Problem requirements = Return only the count of lines in which the word "Storm" appears.
-------- Given information
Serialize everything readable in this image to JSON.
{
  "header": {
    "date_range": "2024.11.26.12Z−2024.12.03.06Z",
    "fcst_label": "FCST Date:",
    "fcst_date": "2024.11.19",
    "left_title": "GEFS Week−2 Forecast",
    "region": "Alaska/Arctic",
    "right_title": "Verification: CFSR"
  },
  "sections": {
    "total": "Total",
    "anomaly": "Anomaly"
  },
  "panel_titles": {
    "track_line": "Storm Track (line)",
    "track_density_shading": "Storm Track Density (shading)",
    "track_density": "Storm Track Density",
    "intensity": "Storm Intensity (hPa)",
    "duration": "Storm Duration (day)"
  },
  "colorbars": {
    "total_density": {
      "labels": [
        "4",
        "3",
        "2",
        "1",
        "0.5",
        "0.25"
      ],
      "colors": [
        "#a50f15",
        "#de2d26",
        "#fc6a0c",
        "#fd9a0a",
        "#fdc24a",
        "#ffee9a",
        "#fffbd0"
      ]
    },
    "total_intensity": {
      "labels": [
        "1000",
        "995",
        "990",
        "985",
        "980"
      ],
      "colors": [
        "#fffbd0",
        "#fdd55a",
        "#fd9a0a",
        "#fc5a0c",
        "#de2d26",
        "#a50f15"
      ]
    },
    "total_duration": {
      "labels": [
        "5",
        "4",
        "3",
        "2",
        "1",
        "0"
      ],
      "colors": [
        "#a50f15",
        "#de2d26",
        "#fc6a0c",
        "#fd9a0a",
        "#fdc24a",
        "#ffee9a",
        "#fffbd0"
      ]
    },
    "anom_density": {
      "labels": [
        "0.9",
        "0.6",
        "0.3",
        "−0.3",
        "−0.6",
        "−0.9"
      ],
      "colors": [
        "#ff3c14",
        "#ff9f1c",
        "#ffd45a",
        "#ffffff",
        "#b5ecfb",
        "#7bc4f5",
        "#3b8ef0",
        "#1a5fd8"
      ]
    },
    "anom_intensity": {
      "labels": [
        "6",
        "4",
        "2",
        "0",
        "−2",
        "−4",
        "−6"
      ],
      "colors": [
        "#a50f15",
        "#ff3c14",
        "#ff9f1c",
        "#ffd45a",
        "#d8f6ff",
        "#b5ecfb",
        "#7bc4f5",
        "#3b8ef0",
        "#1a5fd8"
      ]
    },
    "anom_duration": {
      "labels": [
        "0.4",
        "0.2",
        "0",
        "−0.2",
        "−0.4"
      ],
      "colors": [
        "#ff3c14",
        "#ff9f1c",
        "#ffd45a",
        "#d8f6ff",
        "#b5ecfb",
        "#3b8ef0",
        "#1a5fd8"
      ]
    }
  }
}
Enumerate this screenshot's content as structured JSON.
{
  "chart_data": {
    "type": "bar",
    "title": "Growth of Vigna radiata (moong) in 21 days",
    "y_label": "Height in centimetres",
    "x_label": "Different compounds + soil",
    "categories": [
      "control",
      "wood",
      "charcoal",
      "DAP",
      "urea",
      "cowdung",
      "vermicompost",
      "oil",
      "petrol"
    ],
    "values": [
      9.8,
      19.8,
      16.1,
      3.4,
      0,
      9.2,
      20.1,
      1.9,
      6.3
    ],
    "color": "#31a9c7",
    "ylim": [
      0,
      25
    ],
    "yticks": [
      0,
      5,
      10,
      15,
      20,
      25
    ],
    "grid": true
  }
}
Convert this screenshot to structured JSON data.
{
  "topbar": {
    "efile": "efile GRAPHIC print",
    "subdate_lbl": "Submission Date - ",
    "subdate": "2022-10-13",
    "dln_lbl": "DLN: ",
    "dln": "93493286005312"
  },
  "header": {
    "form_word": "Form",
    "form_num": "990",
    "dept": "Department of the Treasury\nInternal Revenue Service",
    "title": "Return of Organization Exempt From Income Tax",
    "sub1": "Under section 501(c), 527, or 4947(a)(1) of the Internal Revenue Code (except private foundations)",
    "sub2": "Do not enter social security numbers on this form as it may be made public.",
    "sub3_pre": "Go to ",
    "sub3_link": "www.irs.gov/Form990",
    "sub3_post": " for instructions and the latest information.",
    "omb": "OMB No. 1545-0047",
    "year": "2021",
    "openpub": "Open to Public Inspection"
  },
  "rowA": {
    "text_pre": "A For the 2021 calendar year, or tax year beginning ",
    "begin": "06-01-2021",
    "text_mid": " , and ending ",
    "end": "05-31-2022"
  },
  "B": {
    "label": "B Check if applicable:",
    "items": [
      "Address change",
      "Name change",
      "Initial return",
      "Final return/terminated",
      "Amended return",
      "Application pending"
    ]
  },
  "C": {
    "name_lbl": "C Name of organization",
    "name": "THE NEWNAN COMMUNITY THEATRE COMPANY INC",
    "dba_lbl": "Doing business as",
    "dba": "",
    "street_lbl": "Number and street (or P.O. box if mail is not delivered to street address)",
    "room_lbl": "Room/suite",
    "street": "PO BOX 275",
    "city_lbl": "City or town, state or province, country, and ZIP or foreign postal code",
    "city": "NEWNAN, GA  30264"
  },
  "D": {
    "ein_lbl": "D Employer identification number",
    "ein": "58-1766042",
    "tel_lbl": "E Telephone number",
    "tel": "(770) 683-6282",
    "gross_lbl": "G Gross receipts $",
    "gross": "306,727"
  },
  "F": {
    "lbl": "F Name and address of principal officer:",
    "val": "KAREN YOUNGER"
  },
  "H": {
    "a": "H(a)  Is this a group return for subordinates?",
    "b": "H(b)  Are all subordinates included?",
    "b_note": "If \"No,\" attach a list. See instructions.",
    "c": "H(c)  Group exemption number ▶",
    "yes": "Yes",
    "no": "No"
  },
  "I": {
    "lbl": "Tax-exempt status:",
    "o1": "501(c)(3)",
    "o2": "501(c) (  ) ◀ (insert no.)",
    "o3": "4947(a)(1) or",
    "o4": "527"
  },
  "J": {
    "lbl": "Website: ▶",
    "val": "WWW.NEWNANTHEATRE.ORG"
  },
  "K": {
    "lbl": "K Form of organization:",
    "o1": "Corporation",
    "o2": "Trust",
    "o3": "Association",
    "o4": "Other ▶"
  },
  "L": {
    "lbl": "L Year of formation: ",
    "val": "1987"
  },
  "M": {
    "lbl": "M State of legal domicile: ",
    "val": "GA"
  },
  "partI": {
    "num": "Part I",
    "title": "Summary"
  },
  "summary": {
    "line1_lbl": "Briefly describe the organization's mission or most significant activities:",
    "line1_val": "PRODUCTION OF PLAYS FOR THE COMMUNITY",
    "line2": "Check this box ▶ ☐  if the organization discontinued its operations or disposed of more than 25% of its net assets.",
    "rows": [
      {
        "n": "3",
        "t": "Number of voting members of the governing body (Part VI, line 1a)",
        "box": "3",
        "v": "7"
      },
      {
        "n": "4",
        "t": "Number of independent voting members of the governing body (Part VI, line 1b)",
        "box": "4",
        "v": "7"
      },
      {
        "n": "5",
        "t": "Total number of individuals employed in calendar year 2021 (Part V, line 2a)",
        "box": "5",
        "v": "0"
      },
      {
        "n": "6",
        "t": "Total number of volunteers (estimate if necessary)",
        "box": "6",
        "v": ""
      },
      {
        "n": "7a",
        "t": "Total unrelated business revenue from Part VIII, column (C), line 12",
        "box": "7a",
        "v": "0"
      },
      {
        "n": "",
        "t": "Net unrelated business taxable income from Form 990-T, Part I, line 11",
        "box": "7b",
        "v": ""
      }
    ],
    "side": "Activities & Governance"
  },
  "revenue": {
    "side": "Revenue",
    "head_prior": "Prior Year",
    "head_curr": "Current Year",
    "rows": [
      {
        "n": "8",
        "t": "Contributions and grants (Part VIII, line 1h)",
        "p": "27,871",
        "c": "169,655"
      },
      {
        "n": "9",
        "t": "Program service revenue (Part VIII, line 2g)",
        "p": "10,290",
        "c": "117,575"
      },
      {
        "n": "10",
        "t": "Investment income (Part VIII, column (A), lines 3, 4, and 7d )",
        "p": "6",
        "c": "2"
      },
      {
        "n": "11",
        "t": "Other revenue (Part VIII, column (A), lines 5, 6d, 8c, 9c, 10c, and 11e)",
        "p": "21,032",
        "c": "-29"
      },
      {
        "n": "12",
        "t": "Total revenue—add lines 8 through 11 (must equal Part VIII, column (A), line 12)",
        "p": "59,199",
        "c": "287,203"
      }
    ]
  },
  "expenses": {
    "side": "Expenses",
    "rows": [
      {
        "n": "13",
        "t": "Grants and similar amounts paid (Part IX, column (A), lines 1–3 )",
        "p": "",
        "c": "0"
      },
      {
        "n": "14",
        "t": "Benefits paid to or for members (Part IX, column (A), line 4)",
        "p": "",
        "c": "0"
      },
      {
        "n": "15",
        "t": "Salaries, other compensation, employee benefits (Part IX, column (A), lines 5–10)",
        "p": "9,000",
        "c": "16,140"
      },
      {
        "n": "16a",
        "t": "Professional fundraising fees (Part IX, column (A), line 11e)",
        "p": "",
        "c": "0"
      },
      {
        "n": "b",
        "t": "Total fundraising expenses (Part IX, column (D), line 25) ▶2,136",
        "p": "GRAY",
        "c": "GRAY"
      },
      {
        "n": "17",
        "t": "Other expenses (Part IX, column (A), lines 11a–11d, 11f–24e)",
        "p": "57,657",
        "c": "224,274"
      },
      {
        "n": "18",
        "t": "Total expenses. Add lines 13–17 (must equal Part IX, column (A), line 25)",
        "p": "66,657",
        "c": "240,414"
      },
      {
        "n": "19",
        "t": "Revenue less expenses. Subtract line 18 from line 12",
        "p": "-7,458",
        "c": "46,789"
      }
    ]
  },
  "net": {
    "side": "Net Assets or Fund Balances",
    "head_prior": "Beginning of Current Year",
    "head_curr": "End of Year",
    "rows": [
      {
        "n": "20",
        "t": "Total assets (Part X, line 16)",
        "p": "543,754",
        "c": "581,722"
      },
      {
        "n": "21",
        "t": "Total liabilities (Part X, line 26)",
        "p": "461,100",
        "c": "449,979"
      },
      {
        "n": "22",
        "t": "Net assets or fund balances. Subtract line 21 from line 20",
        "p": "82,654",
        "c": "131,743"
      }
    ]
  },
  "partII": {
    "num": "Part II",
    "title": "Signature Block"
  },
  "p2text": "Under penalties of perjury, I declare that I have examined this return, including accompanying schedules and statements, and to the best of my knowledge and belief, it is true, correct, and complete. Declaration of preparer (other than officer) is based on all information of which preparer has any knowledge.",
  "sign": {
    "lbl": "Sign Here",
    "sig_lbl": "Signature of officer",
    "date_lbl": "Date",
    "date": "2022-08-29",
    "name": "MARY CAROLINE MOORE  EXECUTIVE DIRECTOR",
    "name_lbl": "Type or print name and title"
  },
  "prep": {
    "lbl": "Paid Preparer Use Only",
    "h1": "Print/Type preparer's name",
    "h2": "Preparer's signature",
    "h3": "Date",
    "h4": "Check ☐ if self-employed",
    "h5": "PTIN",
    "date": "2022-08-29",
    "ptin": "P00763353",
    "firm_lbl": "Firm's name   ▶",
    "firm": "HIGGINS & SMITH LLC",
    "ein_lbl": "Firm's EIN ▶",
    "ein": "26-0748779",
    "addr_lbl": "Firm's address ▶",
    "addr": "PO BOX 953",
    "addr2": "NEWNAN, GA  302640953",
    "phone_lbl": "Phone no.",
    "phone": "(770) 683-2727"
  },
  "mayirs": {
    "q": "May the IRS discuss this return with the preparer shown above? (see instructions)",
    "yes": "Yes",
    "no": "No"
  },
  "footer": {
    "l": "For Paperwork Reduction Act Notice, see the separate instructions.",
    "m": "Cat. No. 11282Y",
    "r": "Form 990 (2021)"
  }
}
----------------
The answer = 5